— Text —
□ □ □ □

Reconciliation neglect
The migration plan allocates months to building pipelines and days to proving equivalence. That ratio should often be reversed.
Legacy immortality
New products launch, but old reports remain “just in case.” Costs rise, trust fragments, and the migration never finishes.
Canonical model fantasy
Someone tries to force one universal business schema across all domains. It becomes a diplomatic document rather than a usable model.
When Not To Use
This approach is not for every situation.
Do not use a federated ownership-topology migration if:
- the organization is small and one team genuinely understands the whole business
- the platform serves mostly straightforward reporting with stable semantics
- domain teams lack the capability or mandate to own data products
- regulatory constraints require extreme central control with limited variation
- the migration is primarily infrastructure relocation with no semantic redesign
In those cases, a simpler centralized warehouse migration may be perfectly sensible.
Likewise, do not introduce Kafka simply because “real-time” sounds modern. If the business process closes daily, receives bulk corrections, and values auditability over immediacy, a batch-first design is often better.
Architecture is not a contest in trend adoption.
Related Patterns
Several related patterns often complement this approach.
Data products
A useful concept when grounded in ownership, SLAs, and actual consumers. Useless when it means “a table with a nicer name.”
Data mesh
Helpful for framing federated ownership and self-serve platform capabilities. Dangerous when adopted as vocabulary without organizational change.
Strangler fig pattern
Excellent for migration. Build the new path around the old one, prove value incrementally, and retire legacy piece by piece.
Change data capture
A practical bridge from legacy systems into the new estate. Often more valuable than glamorous event redesign.
CQRS and event sourcing
Relevant in some operational domains, especially when domain event history matters. Not a blanket answer for analytics.
Semantic layer
Useful for stable business-facing metrics and definitions, especially across BI tools. But it cannot substitute for domain ownership underneath.

□ □ □ □

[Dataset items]
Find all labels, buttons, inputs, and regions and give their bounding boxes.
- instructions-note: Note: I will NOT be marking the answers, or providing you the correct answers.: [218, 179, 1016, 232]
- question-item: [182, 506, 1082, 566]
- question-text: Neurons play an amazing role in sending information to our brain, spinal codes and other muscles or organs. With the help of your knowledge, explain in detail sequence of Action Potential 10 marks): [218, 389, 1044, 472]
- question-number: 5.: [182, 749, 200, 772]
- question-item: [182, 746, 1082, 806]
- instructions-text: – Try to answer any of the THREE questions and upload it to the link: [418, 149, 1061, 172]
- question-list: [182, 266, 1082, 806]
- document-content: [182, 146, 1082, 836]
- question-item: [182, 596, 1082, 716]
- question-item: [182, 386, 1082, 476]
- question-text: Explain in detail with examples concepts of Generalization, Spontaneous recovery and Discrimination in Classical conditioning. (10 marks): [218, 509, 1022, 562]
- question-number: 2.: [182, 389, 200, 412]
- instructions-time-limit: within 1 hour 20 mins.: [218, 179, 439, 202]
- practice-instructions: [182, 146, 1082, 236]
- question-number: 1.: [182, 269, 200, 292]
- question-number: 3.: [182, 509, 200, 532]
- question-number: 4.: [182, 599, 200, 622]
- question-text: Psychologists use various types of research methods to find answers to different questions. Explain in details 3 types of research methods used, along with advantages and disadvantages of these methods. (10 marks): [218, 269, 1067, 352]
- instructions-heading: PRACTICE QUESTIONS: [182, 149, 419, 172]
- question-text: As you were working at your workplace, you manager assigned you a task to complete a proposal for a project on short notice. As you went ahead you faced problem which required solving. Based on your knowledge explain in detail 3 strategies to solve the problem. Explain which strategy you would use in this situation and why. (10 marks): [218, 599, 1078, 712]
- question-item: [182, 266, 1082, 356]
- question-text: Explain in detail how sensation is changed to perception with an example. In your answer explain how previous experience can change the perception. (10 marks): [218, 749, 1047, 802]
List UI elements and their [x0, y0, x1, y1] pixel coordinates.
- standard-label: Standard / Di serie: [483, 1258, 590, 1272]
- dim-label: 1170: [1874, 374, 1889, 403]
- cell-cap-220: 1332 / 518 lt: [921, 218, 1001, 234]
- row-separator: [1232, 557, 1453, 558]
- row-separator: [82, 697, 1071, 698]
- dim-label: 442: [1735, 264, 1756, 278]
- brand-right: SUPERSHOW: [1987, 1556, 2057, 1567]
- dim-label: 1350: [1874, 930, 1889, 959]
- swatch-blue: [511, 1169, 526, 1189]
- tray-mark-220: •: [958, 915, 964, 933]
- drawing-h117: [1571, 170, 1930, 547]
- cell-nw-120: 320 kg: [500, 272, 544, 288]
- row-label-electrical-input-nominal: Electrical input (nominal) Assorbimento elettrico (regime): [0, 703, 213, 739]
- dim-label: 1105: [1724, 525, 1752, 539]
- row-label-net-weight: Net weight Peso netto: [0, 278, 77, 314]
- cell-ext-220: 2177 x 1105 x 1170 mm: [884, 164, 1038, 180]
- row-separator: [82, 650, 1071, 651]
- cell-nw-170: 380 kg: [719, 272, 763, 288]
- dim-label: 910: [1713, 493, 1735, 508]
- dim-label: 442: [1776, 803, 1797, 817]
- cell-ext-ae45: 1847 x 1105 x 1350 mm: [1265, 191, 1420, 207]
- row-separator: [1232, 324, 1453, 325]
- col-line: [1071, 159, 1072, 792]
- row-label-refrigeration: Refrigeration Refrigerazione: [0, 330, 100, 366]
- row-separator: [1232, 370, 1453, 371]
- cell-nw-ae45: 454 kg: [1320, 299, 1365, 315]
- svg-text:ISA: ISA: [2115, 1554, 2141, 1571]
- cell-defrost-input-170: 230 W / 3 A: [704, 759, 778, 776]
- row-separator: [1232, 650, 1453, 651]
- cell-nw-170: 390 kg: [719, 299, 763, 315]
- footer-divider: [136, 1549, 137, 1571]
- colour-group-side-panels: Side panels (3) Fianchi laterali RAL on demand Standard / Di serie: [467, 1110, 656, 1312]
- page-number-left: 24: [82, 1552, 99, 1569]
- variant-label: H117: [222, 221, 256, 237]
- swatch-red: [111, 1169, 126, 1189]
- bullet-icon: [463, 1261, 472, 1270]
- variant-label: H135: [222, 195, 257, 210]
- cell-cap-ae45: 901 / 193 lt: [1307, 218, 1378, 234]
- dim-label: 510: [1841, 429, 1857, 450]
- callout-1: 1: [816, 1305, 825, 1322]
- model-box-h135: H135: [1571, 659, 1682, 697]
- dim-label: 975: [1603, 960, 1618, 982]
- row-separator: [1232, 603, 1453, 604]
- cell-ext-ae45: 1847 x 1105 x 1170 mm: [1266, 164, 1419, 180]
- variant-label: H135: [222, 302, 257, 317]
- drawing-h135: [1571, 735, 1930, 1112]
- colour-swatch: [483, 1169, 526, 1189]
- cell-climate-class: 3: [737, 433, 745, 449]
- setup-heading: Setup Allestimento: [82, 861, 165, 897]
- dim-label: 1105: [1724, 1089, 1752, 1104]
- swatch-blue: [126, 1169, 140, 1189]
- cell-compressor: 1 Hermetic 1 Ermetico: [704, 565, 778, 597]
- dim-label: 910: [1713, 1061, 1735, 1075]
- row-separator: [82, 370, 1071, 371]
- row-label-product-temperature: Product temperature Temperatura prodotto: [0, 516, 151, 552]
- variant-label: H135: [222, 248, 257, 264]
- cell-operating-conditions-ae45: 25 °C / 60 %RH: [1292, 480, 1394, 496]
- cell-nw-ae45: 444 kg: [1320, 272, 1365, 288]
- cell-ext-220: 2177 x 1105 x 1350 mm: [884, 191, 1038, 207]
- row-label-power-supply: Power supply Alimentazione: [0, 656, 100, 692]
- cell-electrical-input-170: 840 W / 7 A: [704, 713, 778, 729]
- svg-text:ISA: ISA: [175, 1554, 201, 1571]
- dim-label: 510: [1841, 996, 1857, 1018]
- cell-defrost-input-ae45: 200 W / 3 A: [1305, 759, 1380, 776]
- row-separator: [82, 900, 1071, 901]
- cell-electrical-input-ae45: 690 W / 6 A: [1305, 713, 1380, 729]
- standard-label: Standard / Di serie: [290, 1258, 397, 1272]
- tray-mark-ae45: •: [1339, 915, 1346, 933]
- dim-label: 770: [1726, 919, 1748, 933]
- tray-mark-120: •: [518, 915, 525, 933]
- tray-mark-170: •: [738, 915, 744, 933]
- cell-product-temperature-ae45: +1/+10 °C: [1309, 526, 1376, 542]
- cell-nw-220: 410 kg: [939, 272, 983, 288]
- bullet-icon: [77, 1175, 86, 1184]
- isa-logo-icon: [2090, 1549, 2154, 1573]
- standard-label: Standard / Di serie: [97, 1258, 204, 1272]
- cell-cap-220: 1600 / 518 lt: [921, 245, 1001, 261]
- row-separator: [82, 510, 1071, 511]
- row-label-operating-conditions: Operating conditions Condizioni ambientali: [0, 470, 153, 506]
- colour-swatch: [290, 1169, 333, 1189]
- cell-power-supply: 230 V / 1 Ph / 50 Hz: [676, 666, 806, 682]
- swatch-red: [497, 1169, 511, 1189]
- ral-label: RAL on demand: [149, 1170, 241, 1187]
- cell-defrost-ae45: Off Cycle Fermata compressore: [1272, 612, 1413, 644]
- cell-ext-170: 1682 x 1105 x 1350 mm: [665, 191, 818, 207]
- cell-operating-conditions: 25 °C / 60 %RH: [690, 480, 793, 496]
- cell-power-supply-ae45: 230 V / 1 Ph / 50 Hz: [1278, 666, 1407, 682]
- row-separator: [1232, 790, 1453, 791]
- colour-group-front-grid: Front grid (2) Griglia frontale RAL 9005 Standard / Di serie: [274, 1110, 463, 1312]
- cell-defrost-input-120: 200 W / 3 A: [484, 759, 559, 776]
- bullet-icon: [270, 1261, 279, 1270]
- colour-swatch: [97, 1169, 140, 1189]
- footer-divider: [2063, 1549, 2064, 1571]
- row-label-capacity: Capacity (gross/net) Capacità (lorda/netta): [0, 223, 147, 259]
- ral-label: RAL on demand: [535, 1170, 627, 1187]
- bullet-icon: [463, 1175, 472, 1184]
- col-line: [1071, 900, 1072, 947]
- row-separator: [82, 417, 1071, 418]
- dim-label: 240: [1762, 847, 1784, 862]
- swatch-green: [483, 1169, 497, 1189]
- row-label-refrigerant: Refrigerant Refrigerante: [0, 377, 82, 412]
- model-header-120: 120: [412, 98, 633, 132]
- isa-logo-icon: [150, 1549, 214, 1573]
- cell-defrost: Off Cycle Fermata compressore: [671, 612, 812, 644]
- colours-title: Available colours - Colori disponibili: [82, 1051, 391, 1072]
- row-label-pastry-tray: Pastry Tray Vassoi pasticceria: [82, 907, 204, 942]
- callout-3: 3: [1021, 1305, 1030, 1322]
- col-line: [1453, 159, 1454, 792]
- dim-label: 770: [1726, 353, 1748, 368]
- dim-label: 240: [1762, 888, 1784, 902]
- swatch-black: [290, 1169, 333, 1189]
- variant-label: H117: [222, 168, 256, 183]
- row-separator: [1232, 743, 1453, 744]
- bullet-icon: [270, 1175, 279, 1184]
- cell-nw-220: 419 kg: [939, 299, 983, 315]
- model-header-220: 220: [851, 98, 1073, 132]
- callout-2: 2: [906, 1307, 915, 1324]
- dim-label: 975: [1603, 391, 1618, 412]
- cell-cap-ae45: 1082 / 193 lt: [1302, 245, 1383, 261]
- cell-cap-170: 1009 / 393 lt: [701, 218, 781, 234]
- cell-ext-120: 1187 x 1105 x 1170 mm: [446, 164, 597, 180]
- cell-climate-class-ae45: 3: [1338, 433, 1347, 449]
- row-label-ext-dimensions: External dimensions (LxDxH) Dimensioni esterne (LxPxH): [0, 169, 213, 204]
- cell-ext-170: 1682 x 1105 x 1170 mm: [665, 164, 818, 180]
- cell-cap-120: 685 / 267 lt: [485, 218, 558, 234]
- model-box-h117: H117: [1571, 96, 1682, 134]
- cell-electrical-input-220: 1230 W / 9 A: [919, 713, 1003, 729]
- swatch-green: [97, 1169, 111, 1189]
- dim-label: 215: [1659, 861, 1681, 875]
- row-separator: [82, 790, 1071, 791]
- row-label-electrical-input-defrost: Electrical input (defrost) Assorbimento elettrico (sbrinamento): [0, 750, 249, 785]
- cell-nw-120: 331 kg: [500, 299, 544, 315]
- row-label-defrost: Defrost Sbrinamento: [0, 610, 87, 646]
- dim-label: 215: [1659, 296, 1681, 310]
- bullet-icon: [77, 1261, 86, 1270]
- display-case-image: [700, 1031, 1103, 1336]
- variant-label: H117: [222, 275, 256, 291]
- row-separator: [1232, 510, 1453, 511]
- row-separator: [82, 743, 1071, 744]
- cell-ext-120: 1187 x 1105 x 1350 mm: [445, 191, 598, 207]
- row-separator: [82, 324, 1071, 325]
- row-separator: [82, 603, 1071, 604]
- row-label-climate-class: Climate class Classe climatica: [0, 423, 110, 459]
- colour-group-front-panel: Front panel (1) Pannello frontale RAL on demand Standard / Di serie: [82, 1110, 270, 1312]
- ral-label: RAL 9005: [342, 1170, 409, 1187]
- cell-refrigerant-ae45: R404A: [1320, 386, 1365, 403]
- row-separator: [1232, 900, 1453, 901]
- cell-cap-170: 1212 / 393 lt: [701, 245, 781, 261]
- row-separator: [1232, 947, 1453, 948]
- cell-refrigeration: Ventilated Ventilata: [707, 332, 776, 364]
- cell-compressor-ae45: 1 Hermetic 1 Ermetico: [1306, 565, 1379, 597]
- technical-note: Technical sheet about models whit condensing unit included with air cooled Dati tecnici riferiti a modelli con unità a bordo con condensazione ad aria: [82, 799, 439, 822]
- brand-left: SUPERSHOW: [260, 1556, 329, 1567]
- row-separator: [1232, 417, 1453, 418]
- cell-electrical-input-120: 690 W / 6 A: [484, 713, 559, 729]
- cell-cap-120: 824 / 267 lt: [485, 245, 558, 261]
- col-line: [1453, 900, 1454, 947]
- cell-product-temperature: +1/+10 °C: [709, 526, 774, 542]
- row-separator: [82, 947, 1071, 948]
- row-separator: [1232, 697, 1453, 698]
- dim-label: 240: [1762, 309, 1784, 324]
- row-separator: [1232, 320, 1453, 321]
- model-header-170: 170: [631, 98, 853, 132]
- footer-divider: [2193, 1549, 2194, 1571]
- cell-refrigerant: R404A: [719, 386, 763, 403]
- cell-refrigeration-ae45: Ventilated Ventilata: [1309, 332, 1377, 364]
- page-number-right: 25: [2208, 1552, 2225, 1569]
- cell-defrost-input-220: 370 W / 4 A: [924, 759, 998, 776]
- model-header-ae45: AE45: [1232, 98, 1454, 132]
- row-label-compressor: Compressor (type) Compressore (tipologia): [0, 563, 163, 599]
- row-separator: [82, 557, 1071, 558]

□ □ □ □

— Task objective —
Reproduce the entire migration text word for word. Work from the migration text alone.

— Exercise result —
Reconciliation neglect
The migration plan allocates months to building pipelines and days to proving equivalence. That ratio should often be reversed.
Legacy immortality
New products launch, but old reports remain “just in case.” Costs rise, trust fragments, and the migration never finishes.
Canonical model fantasy
Someone tries to force one universal business schema across all domains. It becomes a diplomatic document rather than a usable model.
When Not To Use
This approach is not for every situation.
Do not use a federated ownership-topology migration if:
- the organization is small and one team genuinely understands the whole business
- the platform serves mostly straightforward reporting with stable semantics
- domain teams lack the capability or mandate to own data products
- regulatory constraints require extreme central control with limited variation
- the migration is primarily infrastructure relocation with no semantic redesign
In those cases, a simpler centralized warehouse migration may be perfectly sensible.
Likewise, do not introduce Kafka simply because “real-time” sounds modern. If the business process closes daily, receives bulk corrections, and values auditability over immediacy, a batch-first design is often better.
Architecture is not a contest in trend adoption.
Related Patterns
Several related patterns often complement this approach.
Data products
A useful concept when grounded in ownership, SLAs, and actual consumers. Useless when it means “a table with a nicer name.”
Data mesh
Helpful for framing federated ownership and self-serve platform capabilities. Dangerous when adopted as vocabulary without organizational change.
Strangler fig pattern
Excellent for migration. Build the new path around the old one, prove value incrementally, and retire legacy piece by piece.
Change data capture
A practical bridge from legacy systems into the new estate. Often more valuable than glamorous event redesign.
CQRS and event sourcing
Relevant in some operational domains, especially when domain event history matters. Not a blanket answer for analytics.
Semantic layer
Useful for stable business-facing metrics and definitions, especially across BI tools. But it cannot substitute for domain ownership underneath.